[EXERCISE TASK] Set the pictures aside and set down only the lines from the line holding "Give me a plain-text" through the end of the entries below, ends included.

========

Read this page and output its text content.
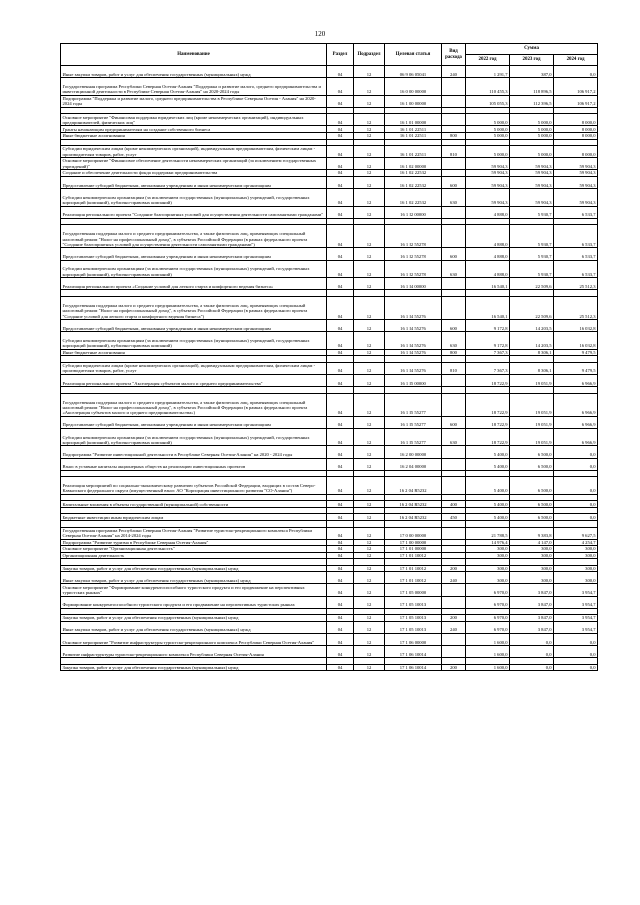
120
Наименование	Раздел	Подраздел	Целевая статья	Вид расхода	Сумма		
					2022 год	2023 год	2024 год
Иные закупки товаров, работ и услуг для обеспечения государственных (муниципальных) нужд	04	12	06 9 06 05041	240	1 291,7	387,0	0,0
Государственная программа Республики Северная Осетия-Алания "Поддержка и развитие малого, среднего предпринимательства и инвестиционной деятельности в Республике Северная Осетия-Алания" на 2020-2024 годы	04	12	16 0 00 00000		110 455,3	118 896,5	106 917,2
Подпрограмма "Поддержка и развитие малого, среднего предпринимательства в Республике Северная Осетия - Алания" на 2020-2024 годы	04	12	16 1 00 00000		105 055,3	112 396,5	106 917,2

Основное мероприятие "Финансовая поддержка юридических лиц (кроме некоммерческих организаций), индивидуальных предпринимателей, физических лиц"	04	12	16 1 01 00000		5 000,0	5 000,0	8 000,0
Гранты начинающим предпринимателям на создание собственного бизнеса	04	12	16 1 01 22511		5 000,0	5 000,0	8 000,0
Иные бюджетные ассигнования	04	12	16 1 01 22511	800	5 000,0	5 000,0	8 000,0

Субсидии юридическим лицам (кроме некоммерческих организаций), индивидуальным предпринимателям, физическим лицам - производителям товаров, работ, услуг	04	12	16 1 01 22511	810	5 000,0	5 000,0	8 000,0
Основное мероприятие "Финансовое обеспечение деятельности некоммерческих организаций (за исключением государственных учреждений)"	04	12	16 1 02 00000		59 904,3	59 904,3	59 904,3
Создание и обеспечение деятельности фонда поддержки предпринимательства	04	12	16 1 02 22532		59 904,3	59 904,3	59 904,3
Предоставление субсидий бюджетным, автономным учреждениям и иным некоммерческим организациям	04	12	16 1 02 22532	600	59 904,3	59 904,3	59 904,3
Субсидии некоммерческим организациям (за исключением государственных (муниципальных) учреждений, государственных корпораций (компаний), публично-правовых компаний)	04	12	16 1 02 22532	630	59 904,3	59 904,3	59 904,3
Реализация регионального проекта "Создание благоприятных условий для осуществления деятельности самозанятыми гражданами"	04	12	16 1 I2 00000		4 888,0	5 930,7	6 533,7

Государственная поддержка малого и среднего предпринимательства, а также физических лиц, применяющих специальный налоговый режим "Налог на профессиональный доход", в субъектах Российской Федерации (в рамках федерального проекта "Создание благоприятных условий для осуществления деятельности самозанятыми гражданами")	04	12	16 1 I2 55278		4 888,0	5 930,7	6 533,7
Предоставление субсидий бюджетным, автономным учреждениям и иным некоммерческим организациям	04	12	16 1 I2 55278	600	4 888,0	5 930,7	6 533,7
Субсидии некоммерческим организациям (за исключением государственных (муниципальных) учреждений, государственных корпораций (компаний), публично-правовых компаний)	04	12	16 1 I2 55278	630	4 888,0	5 930,7	6 533,7
Реализация регионального проекта «Создание условий для легкого старта и комфортного ведения бизнеса»	04	12	16 1 I4 00000		16 540,1	22 509,6	25 512,3

Государственная поддержка малого и среднего предпринимательства, а также физических лиц, применяющих специальный налоговый режим "Налог на профессиональный доход", в субъектах Российской Федерации (в рамках федерального проекта "Создание условий для легкого старта и комфортного ведения бизнеса")	04	12	16 1 I4 55276		16 540,1	22 509,6	25 512,3
Предоставление субсидий бюджетным, автономным учреждениям и иным некоммерческим организациям	04	12	16 1 I4 55276	600	9 172,8	14 203,5	16 032,8
Субсидии некоммерческим организациям (за исключением государственных (муниципальных) учреждений, государственных корпораций (компаний), публично-правовых компаний)	04	12	16 1 I4 55276	630	9 172,8	14 203,5	16 032,8
Иные бюджетные ассигнования	04	12	16 1 I4 55276	800	7 367,3	8 306,1	9 479,5

Субсидии юридическим лицам (кроме некоммерческих организаций), индивидуальным предпринимателям, физическим лицам - производителям товаров, работ, услуг	04	12	16 1 I4 55276	810	7 367,3	8 306,1	9 479,5
Реализация регионального проекта "Акселерация субъектов малого и среднего предпринимательства"	04	12	16 1 I5 00000		18 722,9	19 051,9	6 966,9

Государственная поддержка малого и среднего предпринимательства, а также физических лиц, применяющих специальный налоговый режим "Налог на профессиональный доход", в субъектах Российской Федерации (в рамках федерального проекта «Акселерация субъектов малого и среднего предпринимательства»)	04	12	16 1 I5 55277		18 722,9	19 051,9	6 966,9
Предоставление субсидий бюджетным, автономным учреждениям и иным некоммерческим организациям	04	12	16 1 I5 55277	600	18 722,9	19 051,9	6 966,9
Субсидии некоммерческим организациям (за исключением государственных (муниципальных) учреждений, государственных корпораций (компаний), публично-правовых компаний)	04	12	16 1 I5 55277	630	18 722,9	19 051,9	6 966,9
Подпрограмма "Развитие инвестиционной деятельности в Республике Северная Осетия-Алания" на 2020 - 2024 годы	04	12	16 2 00 00000		5 400,0	6 500,0	0,0
Взнос в уставные капиталы акционерных обществ на реализацию инвестиционных проектов	04	12	16 2 04 00000		5 400,0	6 500,0	0,0

Реализация мероприятий по социально-экономическому развитию субъектов Российской Федерации, входящих в состав Северо-Кавказского федерального округа (имущественный взнос АО "Корпорация инвестиционного развития "СО-Алания")	04	12	16 2 04 R5232		5 400,0	6 500,0	0,0

Капитальные вложения в объекты государственной (муниципальной) собственности	04	12	16 2 04 R5232	400	5 400,0	6 500,0	0,0

Бюджетные инвестиции иным юридическим лицам	04	12	16 2 04 R5232	450	5 400,0	6 500,0	0,0

Государственная программа Республики Северная Осетия-Алания "Развитие туристско-рекреационного комплекса Республики Северная Осетия-Алания" на 2014-2024 годы	04	12	17 0 00 00000		21 788,5	9 383,8	9 627,5
Подпрограмма "Развитие туризма в Республике Северная Осетия-Алания"	04	12	17 1 00 00000		14 976,4	4 147,0	4 254,7
Основное мероприятие "Организационная деятельность"	04	12	17 1 01 00000		300,0	300,0	300,0
Организационная деятельность	04	12	17 1 01 10012		300,0	300,0	300,0

Закупка товаров, работ и услуг для обеспечения государственных (муниципальных) нужд	04	12	17 1 01 10012	200	300,0	300,0	300,0
Иные закупки товаров, работ и услуг для обеспечения государственных (муниципальных) нужд	04	12	17 1 01 10012	240	300,0	300,0	300,0
Основное мероприятие "Формирование конкурентоспособного туристского продукта и его продвижение на перспективных туристских рынках"	04	12	17 1 05 00000		6 970,0	3 847,0	3 954,7
Формирование конкурентоспособного туристского продукта и его продвижение на перспективных туристских рынках	04	12	17 1 05 10013		6 970,0	3 847,0	3 954,7

Закупка товаров, работ и услуг для обеспечения государственных (муниципальных) нужд	04	12	17 1 05 10013	200	6 970,0	3 847,0	3 954,7
Иные закупки товаров, работ и услуг для обеспечения государственных (муниципальных) нужд	04	12	17 1 05 10013	240	6 970,0	3 847,0	3 954,7
Основное мероприятие "Развитие инфраструктуры туристско-рекреационного комплекса Республики Северная Осетия-Алания"	04	12	17 1 06 00000		1 600,0	0,0	0,0
Развитие инфраструктуры туристско-рекреационного комплекса Республики Северная Осетия-Алания	04	12	17 1 06 10014		1 600,0	0,0	0,0

Закупка товаров, работ и услуг для обеспечения государственных (муниципальных) нужд	04	12	17 1 06 10014	200	1 600,0	0,0	0,0
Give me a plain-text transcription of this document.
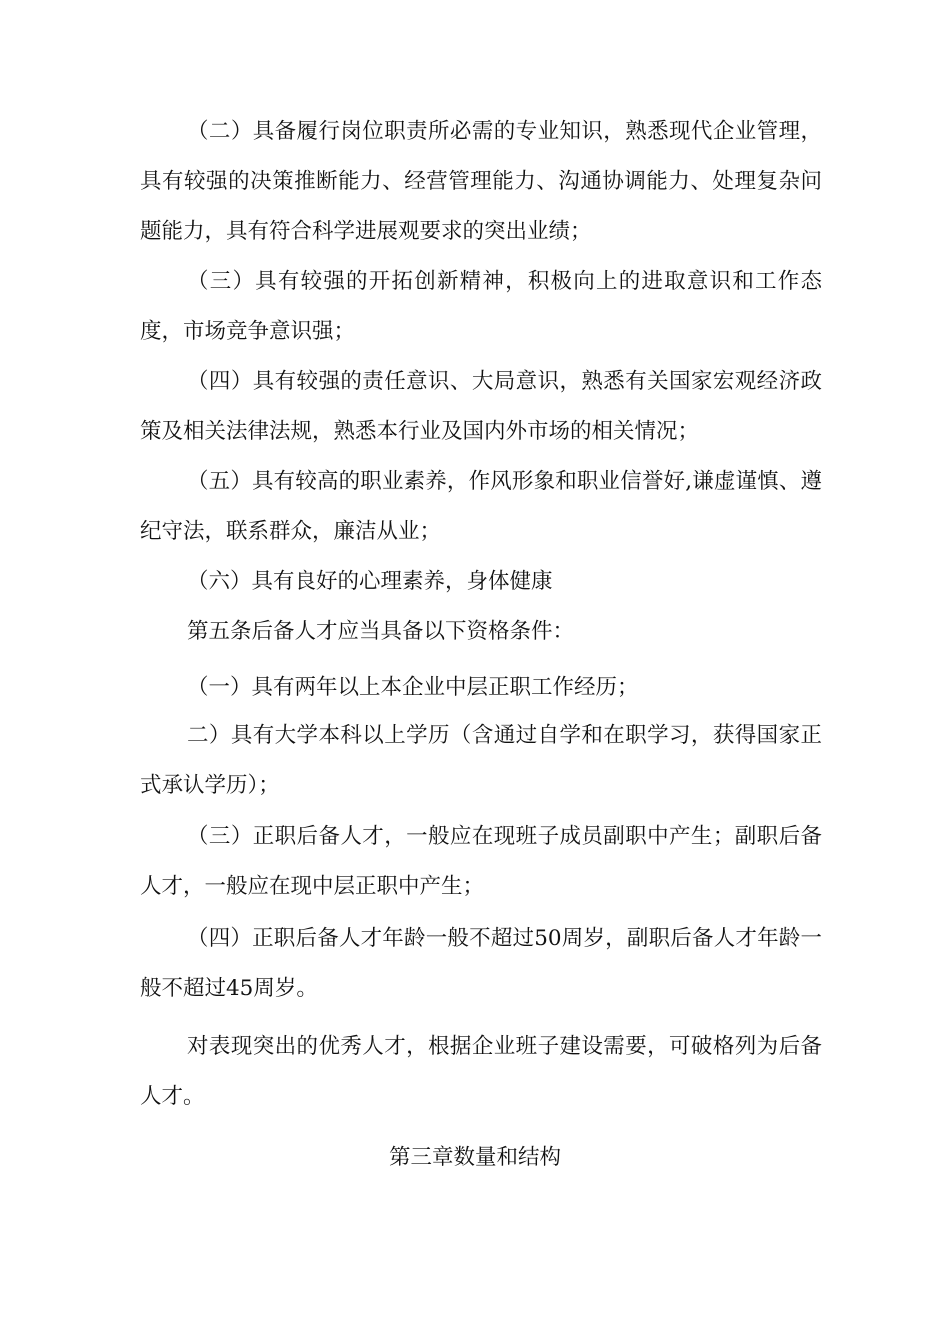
（二）具备履行岗位职责所必需的专业知识，熟悉现代企业管理，具有较强的决策推断能力、经营管理能力、沟通协调能力、处理复杂问题能力，具有符合科学进展观要求的突出业绩；

（三）具有较强的开拓创新精神，积极向上的进取意识和工作态度，市场竞争意识强；

（四）具有较强的责任意识、大局意识，熟悉有关国家宏观经济政策及相关法律法规，熟悉本行业及国内外市场的相关情况；

（五）具有较高的职业素养，作风形象和职业信誉好,谦虚谨慎、遵纪守法，联系群众，廉洁从业；

（六）具有良好的心理素养，身体健康

第五条后备人才应当具备以下资格条件：

（一）具有两年以上本企业中层正职工作经历；

二）具有大学本科以上学历（含通过自学和在职学习，获得国家正式承认学历）；

（三）正职后备人才，一般应在现班子成员副职中产生；副职后备人才，一般应在现中层正职中产生；

（四）正职后备人才年龄一般不超过50周岁，副职后备人才年龄一般不超过45周岁。

对表现突出的优秀人才，根据企业班子建设需要，可破格列为后备人才。

第三章数量和结构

========

[RESPONSE BELOW]
Give me a plain-text transcription of this document.
（二）具备履行岗位职责所必需的专业知识，熟悉现代企业管理，具有较强的决策推断能力、经营管理能力、沟通协调能力、处理复杂问题能力，具有符合科学进展观要求的突出业绩；

（三）具有较强的开拓创新精神，积极向上的进取意识和工作态度，市场竞争意识强；

（四）具有较强的责任意识、大局意识，熟悉有关国家宏观经济政策及相关法律法规，熟悉本行业及国内外市场的相关情况；

（五）具有较高的职业素养，作风形象和职业信誉好,谦虚谨慎、遵纪守法，联系群众，廉洁从业；

（六）具有良好的心理素养，身体健康

第五条后备人才应当具备以下资格条件：

（一）具有两年以上本企业中层正职工作经历；

二）具有大学本科以上学历（含通过自学和在职学习，获得国家正式承认学历）；

（三）正职后备人才，一般应在现班子成员副职中产生；副职后备人才，一般应在现中层正职中产生；

（四）正职后备人才年龄一般不超过50周岁，副职后备人才年龄一般不超过45周岁。

对表现突出的优秀人才，根据企业班子建设需要，可破格列为后备人才。

第三章数量和结构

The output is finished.